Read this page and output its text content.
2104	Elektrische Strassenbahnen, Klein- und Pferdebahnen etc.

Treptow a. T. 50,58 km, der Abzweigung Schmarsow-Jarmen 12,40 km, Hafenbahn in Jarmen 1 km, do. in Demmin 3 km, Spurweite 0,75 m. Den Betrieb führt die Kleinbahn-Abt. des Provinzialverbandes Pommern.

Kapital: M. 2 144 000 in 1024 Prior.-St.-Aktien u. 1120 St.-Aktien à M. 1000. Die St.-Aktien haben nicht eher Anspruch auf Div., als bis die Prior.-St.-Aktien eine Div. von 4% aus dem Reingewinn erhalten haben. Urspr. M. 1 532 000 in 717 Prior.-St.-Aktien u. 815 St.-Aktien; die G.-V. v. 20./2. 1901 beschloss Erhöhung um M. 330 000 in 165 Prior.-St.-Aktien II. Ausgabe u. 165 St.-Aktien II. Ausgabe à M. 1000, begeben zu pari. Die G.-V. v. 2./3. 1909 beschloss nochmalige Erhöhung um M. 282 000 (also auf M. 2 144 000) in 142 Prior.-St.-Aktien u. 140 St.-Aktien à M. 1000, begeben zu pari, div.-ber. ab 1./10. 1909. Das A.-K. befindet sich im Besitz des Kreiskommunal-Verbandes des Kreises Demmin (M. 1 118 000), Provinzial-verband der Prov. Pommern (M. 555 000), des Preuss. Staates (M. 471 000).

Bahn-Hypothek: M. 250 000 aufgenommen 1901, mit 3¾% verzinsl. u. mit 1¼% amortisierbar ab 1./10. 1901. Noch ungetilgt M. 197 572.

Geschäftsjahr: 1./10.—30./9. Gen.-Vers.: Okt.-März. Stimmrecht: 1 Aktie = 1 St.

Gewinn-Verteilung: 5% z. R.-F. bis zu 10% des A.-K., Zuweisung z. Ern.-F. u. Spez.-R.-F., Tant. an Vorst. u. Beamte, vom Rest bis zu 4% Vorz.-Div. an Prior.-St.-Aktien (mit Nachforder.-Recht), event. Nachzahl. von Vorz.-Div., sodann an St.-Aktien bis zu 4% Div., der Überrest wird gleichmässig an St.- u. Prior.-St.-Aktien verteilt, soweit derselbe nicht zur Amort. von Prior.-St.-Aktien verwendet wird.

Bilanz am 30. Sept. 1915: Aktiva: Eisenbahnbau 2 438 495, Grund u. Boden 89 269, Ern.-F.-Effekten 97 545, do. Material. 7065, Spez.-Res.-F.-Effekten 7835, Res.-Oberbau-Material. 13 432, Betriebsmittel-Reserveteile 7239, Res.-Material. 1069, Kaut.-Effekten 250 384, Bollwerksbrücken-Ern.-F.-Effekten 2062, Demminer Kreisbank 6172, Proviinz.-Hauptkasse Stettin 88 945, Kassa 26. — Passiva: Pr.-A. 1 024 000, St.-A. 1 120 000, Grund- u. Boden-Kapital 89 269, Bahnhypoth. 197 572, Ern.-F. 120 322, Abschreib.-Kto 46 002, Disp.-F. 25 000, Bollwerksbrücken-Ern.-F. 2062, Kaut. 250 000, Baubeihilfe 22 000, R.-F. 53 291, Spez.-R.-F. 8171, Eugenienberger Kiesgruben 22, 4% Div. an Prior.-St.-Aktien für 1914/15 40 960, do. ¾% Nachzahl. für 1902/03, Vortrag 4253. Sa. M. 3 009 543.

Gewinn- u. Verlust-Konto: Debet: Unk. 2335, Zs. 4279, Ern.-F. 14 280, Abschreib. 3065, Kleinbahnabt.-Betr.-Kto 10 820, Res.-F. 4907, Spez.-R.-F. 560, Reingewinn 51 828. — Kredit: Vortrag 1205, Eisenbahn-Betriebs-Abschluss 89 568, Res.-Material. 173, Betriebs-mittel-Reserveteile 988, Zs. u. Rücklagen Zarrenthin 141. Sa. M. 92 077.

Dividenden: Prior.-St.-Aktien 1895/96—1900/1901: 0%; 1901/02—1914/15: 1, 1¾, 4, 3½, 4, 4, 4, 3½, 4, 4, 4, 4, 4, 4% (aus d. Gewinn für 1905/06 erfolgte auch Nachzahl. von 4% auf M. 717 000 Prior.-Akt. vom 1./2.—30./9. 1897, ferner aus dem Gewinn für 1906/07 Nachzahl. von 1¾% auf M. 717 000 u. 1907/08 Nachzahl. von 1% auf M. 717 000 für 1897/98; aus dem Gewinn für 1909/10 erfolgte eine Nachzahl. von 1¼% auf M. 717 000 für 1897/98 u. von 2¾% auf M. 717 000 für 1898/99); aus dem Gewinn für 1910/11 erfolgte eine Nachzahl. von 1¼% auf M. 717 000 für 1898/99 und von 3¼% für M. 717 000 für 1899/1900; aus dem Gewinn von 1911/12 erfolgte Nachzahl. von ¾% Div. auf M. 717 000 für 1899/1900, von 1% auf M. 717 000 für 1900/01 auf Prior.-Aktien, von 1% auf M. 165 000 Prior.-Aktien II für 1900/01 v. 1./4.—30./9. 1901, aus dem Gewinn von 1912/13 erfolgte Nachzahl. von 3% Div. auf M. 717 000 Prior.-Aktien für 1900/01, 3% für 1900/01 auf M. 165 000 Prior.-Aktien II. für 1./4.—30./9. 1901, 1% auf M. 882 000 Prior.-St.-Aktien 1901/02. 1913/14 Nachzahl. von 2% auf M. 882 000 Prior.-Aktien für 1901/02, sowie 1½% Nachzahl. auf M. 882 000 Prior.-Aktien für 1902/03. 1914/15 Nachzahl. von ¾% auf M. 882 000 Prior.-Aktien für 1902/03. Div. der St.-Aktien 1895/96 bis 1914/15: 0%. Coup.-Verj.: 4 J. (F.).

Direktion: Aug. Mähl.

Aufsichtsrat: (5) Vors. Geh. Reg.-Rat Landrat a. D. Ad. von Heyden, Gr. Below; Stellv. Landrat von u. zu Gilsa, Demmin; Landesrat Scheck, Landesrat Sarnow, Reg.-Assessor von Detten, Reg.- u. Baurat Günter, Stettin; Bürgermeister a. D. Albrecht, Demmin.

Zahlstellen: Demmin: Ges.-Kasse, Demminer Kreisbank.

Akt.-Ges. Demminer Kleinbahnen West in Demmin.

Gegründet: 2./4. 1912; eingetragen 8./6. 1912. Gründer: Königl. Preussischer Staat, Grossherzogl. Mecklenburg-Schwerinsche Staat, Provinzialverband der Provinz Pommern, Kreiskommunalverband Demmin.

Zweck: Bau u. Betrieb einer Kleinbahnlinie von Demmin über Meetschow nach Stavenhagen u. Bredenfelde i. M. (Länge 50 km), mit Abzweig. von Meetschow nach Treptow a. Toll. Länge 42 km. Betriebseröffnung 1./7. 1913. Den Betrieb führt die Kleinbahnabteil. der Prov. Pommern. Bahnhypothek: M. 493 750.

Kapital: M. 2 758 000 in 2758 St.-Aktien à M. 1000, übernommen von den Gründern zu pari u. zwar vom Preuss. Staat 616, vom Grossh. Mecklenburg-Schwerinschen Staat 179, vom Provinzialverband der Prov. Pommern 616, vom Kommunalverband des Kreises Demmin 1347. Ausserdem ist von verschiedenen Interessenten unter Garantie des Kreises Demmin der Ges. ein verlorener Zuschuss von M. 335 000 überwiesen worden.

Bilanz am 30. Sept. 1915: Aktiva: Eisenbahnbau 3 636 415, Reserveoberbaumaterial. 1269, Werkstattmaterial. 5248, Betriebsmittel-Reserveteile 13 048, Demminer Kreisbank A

_EXERCISE DETAILS_. Filter the preceding entries down to the lines with "Treptow".

_OUTPUT OF THE EXERCISE_.
Treptow a. T. 50,58 km, der Abzweigung Schmarsow-Jarmen 12,40 km, Hafenbahn in Jarmen 1 km, do. in Demmin 3 km, Spurweite 0,75 m. Den Betrieb führt die Kleinbahn-Abt. des Provinzialverbandes Pommern.
Zweck: Bau u. Betrieb einer Kleinbahnlinie von Demmin über Meetschow nach Stavenhagen u. Bredenfelde i. M. (Länge 50 km), mit Abzweig. von Meetschow nach Treptow a. Toll. Länge 42 km. Betriebseröffnung 1./7. 1913. Den Betrieb führt die Kleinbahnabteil. der Prov. Pommern. Bahnhypothek: M. 493 750.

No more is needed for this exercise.